◆ **Records shown**:
********************

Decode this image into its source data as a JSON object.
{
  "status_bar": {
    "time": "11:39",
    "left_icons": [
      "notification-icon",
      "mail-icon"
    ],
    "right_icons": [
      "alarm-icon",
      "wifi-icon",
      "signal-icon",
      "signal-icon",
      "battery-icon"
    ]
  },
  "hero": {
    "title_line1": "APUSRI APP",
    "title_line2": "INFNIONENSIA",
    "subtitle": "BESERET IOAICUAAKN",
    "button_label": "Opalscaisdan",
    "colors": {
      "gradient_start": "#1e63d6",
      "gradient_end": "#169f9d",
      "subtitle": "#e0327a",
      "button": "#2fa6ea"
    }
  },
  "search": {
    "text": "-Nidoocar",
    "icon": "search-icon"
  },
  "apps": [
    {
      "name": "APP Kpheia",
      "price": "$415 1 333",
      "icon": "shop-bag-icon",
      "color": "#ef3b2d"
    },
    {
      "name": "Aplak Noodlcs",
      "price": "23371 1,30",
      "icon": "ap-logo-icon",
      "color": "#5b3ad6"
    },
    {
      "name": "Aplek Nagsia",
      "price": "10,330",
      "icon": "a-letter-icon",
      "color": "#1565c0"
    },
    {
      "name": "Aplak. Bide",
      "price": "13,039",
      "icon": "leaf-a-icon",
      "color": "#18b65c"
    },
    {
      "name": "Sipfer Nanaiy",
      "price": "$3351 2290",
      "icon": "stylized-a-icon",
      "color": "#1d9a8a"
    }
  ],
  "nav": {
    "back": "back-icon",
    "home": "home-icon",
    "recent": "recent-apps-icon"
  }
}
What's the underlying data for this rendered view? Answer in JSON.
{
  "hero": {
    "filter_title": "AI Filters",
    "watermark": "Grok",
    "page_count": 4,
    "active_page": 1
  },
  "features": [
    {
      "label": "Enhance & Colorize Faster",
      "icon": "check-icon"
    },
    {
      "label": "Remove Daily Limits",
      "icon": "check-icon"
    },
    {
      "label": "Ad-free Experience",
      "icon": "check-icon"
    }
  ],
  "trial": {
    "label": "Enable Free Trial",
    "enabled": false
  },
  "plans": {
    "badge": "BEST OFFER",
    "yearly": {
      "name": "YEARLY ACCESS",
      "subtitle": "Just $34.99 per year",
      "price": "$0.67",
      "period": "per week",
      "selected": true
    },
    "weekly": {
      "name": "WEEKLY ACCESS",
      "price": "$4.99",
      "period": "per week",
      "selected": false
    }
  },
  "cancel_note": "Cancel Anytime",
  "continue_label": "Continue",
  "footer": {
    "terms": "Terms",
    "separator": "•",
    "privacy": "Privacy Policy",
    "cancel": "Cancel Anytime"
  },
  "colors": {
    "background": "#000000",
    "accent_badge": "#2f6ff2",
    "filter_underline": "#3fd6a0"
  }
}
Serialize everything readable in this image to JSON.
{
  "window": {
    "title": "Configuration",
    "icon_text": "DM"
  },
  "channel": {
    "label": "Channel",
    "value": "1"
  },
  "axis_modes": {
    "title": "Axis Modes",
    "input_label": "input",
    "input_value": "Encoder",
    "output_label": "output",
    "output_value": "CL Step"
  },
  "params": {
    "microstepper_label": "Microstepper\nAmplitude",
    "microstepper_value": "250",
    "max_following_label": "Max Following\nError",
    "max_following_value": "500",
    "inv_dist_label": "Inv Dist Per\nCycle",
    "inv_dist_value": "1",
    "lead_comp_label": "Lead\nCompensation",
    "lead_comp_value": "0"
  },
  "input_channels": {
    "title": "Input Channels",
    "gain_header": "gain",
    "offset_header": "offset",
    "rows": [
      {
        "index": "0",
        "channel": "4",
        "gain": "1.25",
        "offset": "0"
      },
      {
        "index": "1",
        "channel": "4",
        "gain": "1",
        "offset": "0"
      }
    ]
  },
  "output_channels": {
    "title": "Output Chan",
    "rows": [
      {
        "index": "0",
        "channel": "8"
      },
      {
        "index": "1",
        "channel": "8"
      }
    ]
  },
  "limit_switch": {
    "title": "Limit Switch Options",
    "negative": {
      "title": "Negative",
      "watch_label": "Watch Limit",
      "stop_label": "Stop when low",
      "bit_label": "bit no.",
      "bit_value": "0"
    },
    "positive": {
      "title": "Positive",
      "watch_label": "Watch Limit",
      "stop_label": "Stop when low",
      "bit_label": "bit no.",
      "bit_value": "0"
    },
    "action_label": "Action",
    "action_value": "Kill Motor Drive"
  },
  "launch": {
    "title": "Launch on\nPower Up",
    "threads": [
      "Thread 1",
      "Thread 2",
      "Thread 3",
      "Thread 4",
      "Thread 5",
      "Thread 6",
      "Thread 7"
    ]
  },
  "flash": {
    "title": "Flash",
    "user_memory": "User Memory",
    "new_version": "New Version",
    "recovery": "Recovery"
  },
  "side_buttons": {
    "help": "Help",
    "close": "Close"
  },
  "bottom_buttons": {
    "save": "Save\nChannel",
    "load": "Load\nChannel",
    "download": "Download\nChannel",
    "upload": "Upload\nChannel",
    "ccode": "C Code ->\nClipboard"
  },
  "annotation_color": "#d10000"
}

********************

◆ **What you have to do**: Print out all the entries precisely as written.

◆ **Solved exercise**:
Decode this image into its source data as a JSON object.
{
  "status_bar": {
    "time": "11:39",
    "left_icons": [
      "notification-icon",
      "mail-icon"
    ],
    "right_icons": [
      "alarm-icon",
      "wifi-icon",
      "signal-icon",
      "signal-icon",
      "battery-icon"
    ]
  },
  "hero": {
    "title_line1": "APUSRI APP",
    "title_line2": "INFNIONENSIA",
    "subtitle": "BESERET IOAICUAAKN",
    "button_label": "Opalscaisdan",
    "colors": {
      "gradient_start": "#1e63d6",
      "gradient_end": "#169f9d",
      "subtitle": "#e0327a",
      "button": "#2fa6ea"
    }
  },
  "search": {
    "text": "-Nidoocar",
    "icon": "search-icon"
  },
  "apps": [
    {
      "name": "APP Kpheia",
      "price": "$415 1 333",
      "icon": "shop-bag-icon",
      "color": "#ef3b2d"
    },
    {
      "name": "Aplak Noodlcs",
      "price": "23371 1,30",
      "icon": "ap-logo-icon",
      "color": "#5b3ad6"
    },
    {
      "name": "Aplek Nagsia",
      "price": "10,330",
      "icon": "a-letter-icon",
      "color": "#1565c0"
    },
    {
      "name": "Aplak. Bide",
      "price": "13,039",
      "icon": "leaf-a-icon",
      "color": "#18b65c"
    },
    {
      "name": "Sipfer Nanaiy",
      "price": "$3351 2290",
      "icon": "stylized-a-icon",
      "color": "#1d9a8a"
    }
  ],
  "nav": {
    "back": "back-icon",
    "home": "home-icon",
    "recent": "recent-apps-icon"
  }
}
What's the underlying data for this rendered view? Answer in JSON.
{
  "hero": {
    "filter_title": "AI Filters",
    "watermark": "Grok",
    "page_count": 4,
    "active_page": 1
  },
  "features": [
    {
      "label": "Enhance & Colorize Faster",
      "icon": "check-icon"
    },
    {
      "label": "Remove Daily Limits",
      "icon": "check-icon"
    },
    {
      "label": "Ad-free Experience",
      "icon": "check-icon"
    }
  ],
  "trial": {
    "label": "Enable Free Trial",
    "enabled": false
  },
  "plans": {
    "badge": "BEST OFFER",
    "yearly": {
      "name": "YEARLY ACCESS",
      "subtitle": "Just $34.99 per year",
      "price": "$0.67",
      "period": "per week",
      "selected": true
    },
    "weekly": {
      "name": "WEEKLY ACCESS",
      "price": "$4.99",
      "period": "per week",
      "selected": false
    }
  },
  "cancel_note": "Cancel Anytime",
  "continue_label": "Continue",
  "footer": {
    "terms": "Terms",
    "separator": "•",
    "privacy": "Privacy Policy",
    "cancel": "Cancel Anytime"
  },
  "colors": {
    "background": "#000000",
    "accent_badge": "#2f6ff2",
    "filter_underline": "#3fd6a0"
  }
}
Serialize everything readable in this image to JSON.
{
  "window": {
    "title": "Configuration",
    "icon_text": "DM"
  },
  "channel": {
    "label": "Channel",
    "value": "1"
  },
  "axis_modes": {
    "title": "Axis Modes",
    "input_label": "input",
    "input_value": "Encoder",
    "output_label": "output",
    "output_value": "CL Step"
  },
  "params": {
    "microstepper_label": "Microstepper\nAmplitude",
    "microstepper_value": "250",
    "max_following_label": "Max Following\nError",
    "max_following_value": "500",
    "inv_dist_label": "Inv Dist Per\nCycle",
    "inv_dist_value": "1",
    "lead_comp_label": "Lead\nCompensation",
    "lead_comp_value": "0"
  },
  "input_channels": {
    "title": "Input Channels",
    "gain_header": "gain",
    "offset_header": "offset",
    "rows": [
      {
        "index": "0",
        "channel": "4",
        "gain": "1.25",
        "offset": "0"
      },
      {
        "index": "1",
        "channel": "4",
        "gain": "1",
        "offset": "0"
      }
    ]
  },
  "output_channels": {
    "title": "Output Chan",
    "rows": [
      {
        "index": "0",
        "channel": "8"
      },
      {
        "index": "1",
        "channel": "8"
      }
    ]
  },
  "limit_switch": {
    "title": "Limit Switch Options",
    "negative": {
      "title": "Negative",
      "watch_label": "Watch Limit",
      "stop_label": "Stop when low",
      "bit_label": "bit no.",
      "bit_value": "0"
    },
    "positive": {
      "title": "Positive",
      "watch_label": "Watch Limit",
      "stop_label": "Stop when low",
      "bit_label": "bit no.",
      "bit_value": "0"
    },
    "action_label": "Action",
    "action_value": "Kill Motor Drive"
  },
  "launch": {
    "title": "Launch on\nPower Up",
    "threads": [
      "Thread 1",
      "Thread 2",
      "Thread 3",
      "Thread 4",
      "Thread 5",
      "Thread 6",
      "Thread 7"
    ]
  },
  "flash": {
    "title": "Flash",
    "user_memory": "User Memory",
    "new_version": "New Version",
    "recovery": "Recovery"
  },
  "side_buttons": {
    "help": "Help",
    "close": "Close"
  },
  "bottom_buttons": {
    "save": "Save\nChannel",
    "load": "Load\nChannel",
    "download": "Download\nChannel",
    "upload": "Upload\nChannel",
    "ccode": "C Code ->\nClipboard"
  },
  "annotation_color": "#d10000"
}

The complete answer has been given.